> **PROMPT**: Keep only those lines of the records that include the string "ffffff".

> **ITEMS**:

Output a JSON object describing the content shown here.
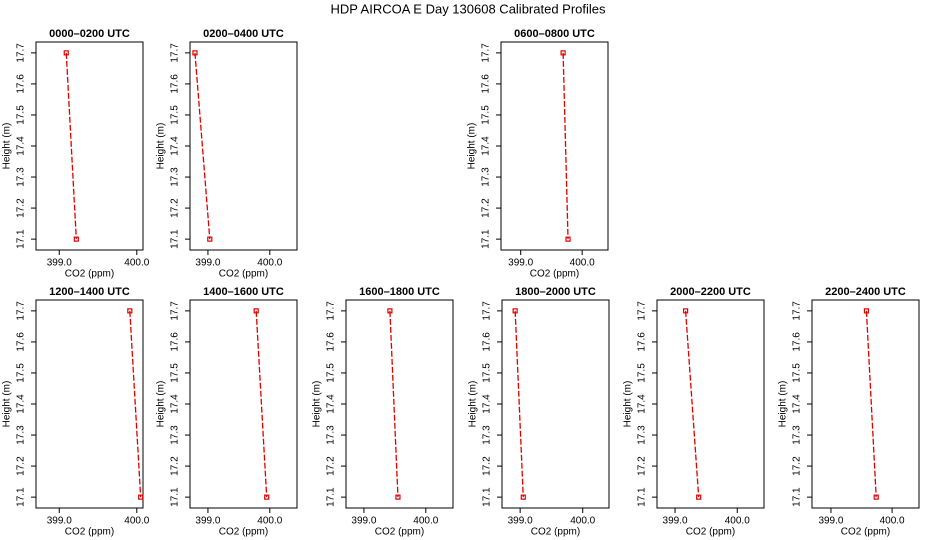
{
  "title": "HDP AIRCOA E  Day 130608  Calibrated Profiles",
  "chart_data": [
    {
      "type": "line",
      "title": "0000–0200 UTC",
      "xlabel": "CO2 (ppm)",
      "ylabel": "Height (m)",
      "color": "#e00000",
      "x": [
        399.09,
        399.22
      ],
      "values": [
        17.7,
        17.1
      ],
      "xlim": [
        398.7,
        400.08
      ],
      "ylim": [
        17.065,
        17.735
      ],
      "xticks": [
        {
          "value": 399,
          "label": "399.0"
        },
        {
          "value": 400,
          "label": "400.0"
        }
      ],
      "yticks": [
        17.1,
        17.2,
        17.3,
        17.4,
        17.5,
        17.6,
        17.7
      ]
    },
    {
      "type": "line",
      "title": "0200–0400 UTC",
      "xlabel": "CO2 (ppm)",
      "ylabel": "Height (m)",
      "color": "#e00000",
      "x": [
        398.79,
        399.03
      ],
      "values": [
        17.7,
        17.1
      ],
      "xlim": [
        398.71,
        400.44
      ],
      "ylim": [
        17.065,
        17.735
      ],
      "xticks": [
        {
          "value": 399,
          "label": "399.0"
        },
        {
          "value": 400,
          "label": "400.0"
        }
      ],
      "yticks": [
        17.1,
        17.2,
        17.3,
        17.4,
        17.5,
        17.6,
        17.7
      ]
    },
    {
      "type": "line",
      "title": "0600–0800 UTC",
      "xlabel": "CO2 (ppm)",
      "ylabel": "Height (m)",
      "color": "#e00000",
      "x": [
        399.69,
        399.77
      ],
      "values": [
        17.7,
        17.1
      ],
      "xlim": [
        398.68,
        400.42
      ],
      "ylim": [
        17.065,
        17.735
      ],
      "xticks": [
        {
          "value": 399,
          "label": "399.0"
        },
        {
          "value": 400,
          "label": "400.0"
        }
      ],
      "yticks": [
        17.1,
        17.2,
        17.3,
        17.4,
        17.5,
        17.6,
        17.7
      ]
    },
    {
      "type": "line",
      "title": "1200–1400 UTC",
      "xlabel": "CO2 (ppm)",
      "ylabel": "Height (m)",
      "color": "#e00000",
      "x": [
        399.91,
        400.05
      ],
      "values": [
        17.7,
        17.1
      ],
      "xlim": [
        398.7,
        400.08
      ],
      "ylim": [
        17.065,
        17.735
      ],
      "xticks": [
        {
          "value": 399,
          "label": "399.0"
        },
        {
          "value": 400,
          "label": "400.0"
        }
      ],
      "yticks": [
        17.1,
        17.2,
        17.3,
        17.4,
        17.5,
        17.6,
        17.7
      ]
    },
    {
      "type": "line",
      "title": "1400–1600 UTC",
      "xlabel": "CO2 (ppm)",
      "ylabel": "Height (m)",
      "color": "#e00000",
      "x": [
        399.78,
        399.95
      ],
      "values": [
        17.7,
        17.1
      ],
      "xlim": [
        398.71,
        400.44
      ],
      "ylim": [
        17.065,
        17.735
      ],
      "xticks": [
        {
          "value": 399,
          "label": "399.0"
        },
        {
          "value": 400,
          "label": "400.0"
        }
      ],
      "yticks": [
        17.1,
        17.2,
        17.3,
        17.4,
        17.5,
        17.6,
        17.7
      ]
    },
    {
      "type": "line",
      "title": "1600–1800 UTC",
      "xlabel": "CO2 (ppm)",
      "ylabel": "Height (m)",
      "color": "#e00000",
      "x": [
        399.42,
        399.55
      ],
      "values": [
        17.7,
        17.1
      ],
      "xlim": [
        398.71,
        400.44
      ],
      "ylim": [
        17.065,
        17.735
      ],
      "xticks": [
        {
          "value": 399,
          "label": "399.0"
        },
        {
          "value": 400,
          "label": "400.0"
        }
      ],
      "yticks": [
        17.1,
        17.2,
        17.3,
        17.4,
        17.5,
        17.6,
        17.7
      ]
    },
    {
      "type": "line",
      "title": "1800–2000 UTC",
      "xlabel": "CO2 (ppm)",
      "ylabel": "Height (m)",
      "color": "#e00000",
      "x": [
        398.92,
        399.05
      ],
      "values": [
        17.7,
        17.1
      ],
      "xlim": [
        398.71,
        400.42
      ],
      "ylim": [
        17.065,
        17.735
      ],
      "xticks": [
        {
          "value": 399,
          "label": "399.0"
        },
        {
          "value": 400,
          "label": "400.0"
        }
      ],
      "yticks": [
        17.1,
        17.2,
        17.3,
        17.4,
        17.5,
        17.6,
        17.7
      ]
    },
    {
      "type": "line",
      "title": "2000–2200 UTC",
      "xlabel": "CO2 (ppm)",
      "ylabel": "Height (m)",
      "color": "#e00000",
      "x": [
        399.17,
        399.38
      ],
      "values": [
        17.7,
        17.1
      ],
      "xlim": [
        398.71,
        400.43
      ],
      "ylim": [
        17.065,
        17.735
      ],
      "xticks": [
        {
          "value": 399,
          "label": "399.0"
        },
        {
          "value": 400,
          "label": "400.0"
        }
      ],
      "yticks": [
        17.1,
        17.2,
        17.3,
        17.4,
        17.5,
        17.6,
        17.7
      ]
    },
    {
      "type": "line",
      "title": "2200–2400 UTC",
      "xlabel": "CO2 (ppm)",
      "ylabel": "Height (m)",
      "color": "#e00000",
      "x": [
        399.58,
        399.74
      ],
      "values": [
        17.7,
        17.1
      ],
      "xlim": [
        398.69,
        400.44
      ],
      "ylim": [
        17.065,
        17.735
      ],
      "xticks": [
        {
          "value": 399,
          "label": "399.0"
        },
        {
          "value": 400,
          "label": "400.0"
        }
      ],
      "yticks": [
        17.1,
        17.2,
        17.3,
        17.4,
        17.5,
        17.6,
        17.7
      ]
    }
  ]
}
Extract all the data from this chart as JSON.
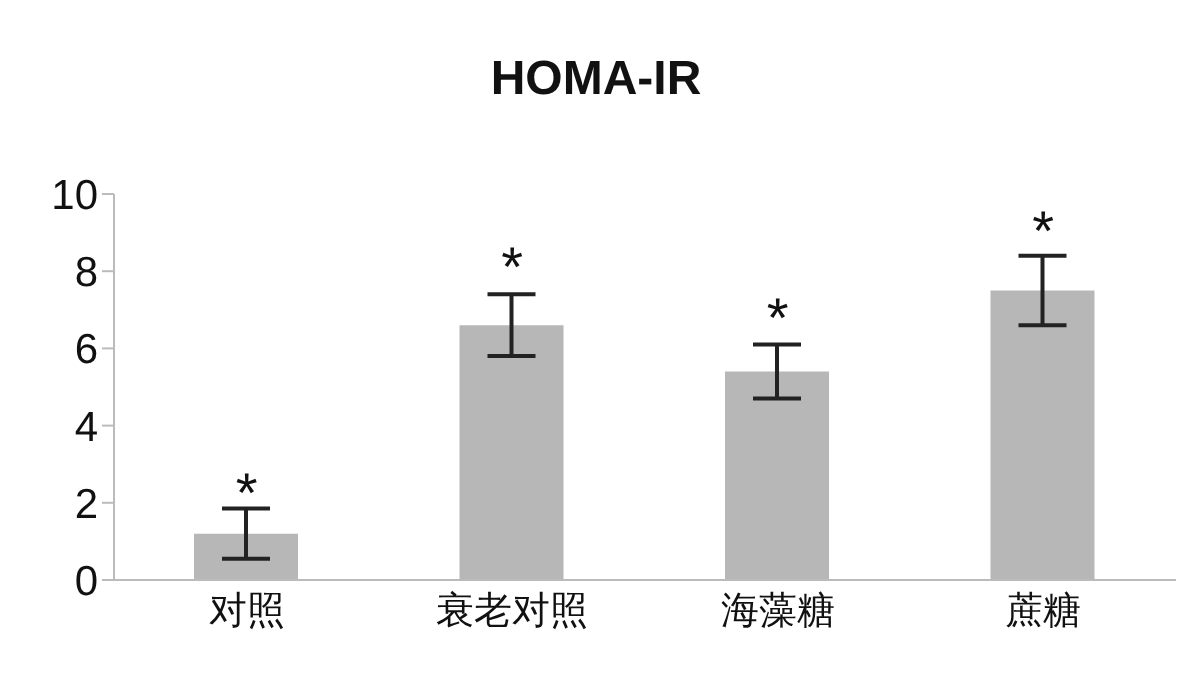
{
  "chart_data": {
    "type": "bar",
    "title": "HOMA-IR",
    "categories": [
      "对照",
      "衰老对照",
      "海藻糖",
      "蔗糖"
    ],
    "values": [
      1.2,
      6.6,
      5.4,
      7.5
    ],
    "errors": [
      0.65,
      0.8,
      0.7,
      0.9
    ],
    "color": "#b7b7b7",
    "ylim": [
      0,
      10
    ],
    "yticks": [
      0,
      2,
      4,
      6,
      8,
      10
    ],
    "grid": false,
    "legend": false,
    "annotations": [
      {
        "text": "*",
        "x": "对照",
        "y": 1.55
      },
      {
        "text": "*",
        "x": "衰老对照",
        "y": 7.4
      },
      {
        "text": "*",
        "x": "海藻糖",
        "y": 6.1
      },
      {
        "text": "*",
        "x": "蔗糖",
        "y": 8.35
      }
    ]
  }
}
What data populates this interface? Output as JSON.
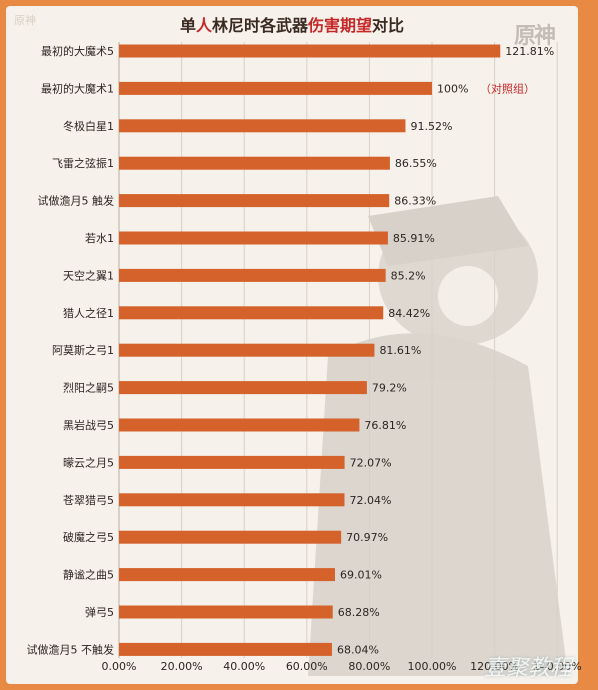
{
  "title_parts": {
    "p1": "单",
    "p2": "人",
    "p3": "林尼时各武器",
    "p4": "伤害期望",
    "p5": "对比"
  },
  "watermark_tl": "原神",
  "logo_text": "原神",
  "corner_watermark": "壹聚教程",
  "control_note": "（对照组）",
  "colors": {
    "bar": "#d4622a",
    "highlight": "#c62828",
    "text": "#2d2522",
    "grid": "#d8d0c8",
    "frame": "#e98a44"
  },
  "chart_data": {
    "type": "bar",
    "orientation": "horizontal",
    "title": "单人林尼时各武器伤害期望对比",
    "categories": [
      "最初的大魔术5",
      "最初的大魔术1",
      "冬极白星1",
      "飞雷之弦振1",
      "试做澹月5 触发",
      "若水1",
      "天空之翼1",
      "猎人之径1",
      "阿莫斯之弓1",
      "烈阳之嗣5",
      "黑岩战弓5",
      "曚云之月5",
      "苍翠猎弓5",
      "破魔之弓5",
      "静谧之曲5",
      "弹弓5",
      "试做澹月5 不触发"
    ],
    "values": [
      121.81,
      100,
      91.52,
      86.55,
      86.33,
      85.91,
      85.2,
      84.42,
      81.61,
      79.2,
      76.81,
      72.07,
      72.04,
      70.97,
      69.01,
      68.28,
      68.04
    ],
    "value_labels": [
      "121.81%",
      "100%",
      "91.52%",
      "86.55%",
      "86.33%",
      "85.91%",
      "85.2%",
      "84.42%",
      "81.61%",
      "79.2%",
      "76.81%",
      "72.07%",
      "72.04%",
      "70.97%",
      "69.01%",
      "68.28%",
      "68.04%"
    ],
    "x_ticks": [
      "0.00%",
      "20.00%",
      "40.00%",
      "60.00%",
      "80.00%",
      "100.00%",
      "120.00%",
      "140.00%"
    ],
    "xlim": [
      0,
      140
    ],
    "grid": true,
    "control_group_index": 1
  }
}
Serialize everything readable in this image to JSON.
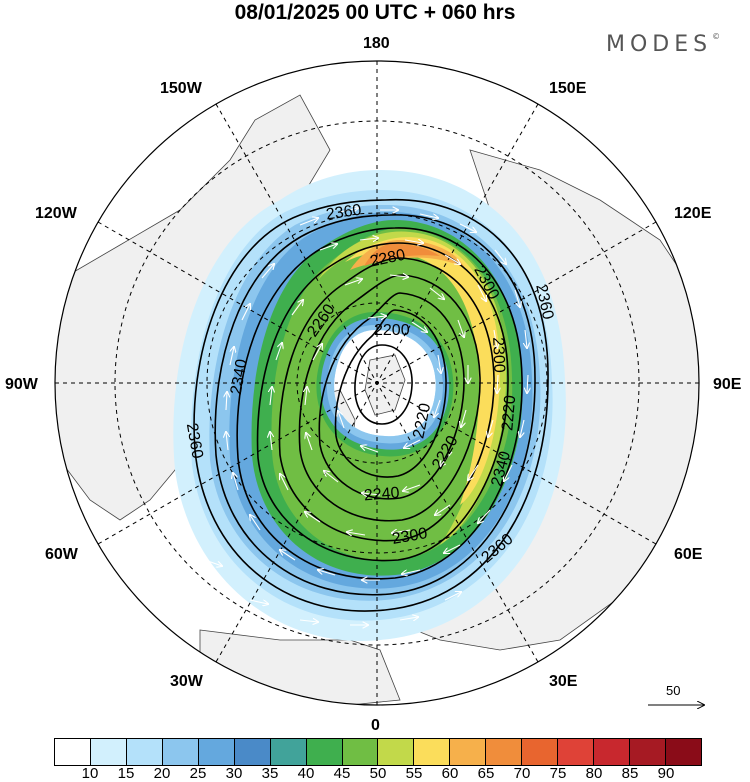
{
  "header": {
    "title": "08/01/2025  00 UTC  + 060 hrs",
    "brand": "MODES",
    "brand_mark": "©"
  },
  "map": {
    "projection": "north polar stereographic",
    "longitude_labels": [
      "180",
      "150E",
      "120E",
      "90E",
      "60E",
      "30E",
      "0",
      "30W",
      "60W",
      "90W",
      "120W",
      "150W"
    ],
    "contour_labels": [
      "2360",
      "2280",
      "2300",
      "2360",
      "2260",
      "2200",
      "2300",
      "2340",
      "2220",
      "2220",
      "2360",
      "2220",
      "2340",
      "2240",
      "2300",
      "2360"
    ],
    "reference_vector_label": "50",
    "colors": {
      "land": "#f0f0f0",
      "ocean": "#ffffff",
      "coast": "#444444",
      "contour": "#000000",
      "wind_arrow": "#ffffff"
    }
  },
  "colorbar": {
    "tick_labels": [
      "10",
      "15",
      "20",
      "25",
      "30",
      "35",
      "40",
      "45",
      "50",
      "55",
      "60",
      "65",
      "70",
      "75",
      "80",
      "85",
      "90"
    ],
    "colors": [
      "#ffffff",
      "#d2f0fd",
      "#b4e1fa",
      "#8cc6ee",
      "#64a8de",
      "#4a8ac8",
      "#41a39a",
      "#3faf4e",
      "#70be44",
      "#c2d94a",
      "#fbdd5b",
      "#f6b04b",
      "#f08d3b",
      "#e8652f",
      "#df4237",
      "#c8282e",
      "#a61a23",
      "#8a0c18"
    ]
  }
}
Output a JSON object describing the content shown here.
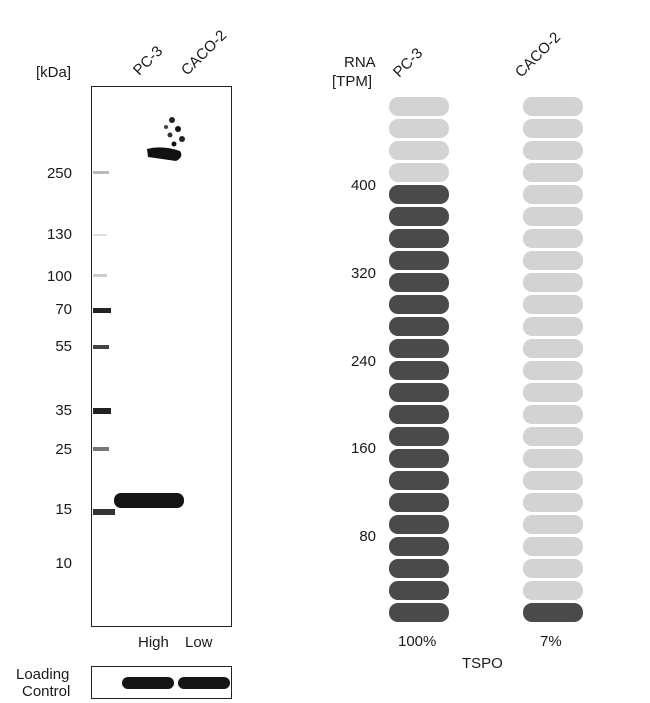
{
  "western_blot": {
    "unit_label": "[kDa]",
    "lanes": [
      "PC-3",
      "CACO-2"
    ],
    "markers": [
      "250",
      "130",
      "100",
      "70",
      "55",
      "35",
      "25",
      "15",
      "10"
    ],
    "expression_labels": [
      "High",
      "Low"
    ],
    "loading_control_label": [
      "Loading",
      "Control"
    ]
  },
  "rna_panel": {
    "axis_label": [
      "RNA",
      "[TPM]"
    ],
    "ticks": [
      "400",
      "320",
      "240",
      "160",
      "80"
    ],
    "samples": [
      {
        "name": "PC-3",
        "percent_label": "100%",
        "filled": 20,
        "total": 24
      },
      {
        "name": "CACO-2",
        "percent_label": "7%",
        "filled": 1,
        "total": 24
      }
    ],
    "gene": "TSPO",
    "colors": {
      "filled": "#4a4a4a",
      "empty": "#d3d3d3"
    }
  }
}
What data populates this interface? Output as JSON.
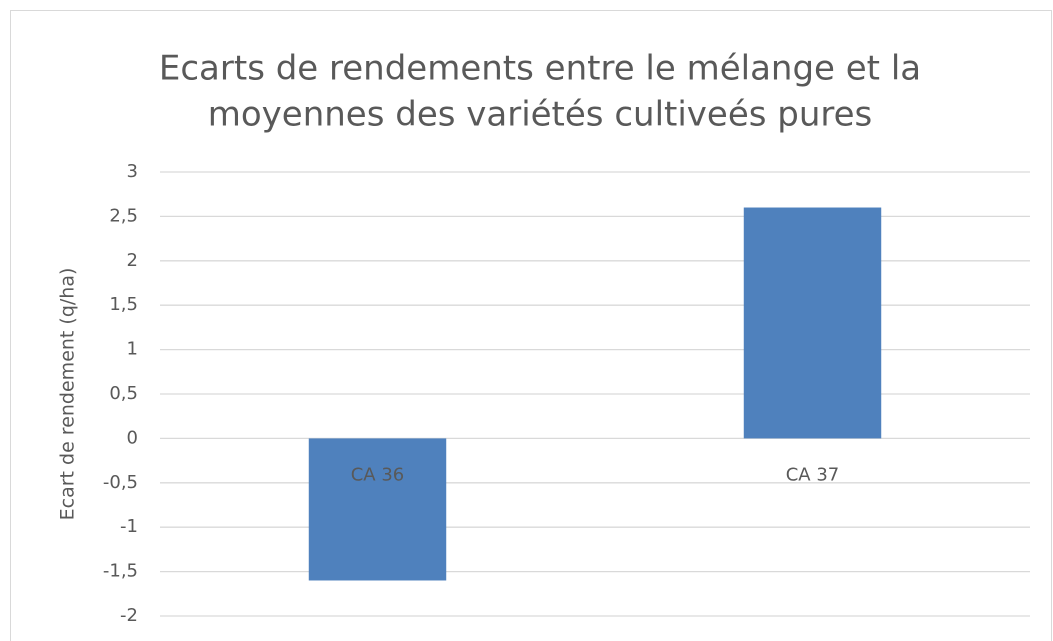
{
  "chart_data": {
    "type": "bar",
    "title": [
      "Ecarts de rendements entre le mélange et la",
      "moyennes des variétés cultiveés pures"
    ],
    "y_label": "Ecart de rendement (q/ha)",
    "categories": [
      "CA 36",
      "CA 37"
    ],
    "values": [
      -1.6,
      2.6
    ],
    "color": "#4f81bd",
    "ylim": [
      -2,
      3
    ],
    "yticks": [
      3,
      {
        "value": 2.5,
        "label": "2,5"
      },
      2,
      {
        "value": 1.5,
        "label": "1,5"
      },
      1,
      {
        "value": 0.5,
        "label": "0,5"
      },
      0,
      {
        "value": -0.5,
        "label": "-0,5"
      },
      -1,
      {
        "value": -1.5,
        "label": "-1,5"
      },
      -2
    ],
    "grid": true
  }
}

> **RESPONSE TO THE EXERCISE**:
      "ocean": "#ffffff",
      "wind_arrow": "#ffffff"
      "#ffffff",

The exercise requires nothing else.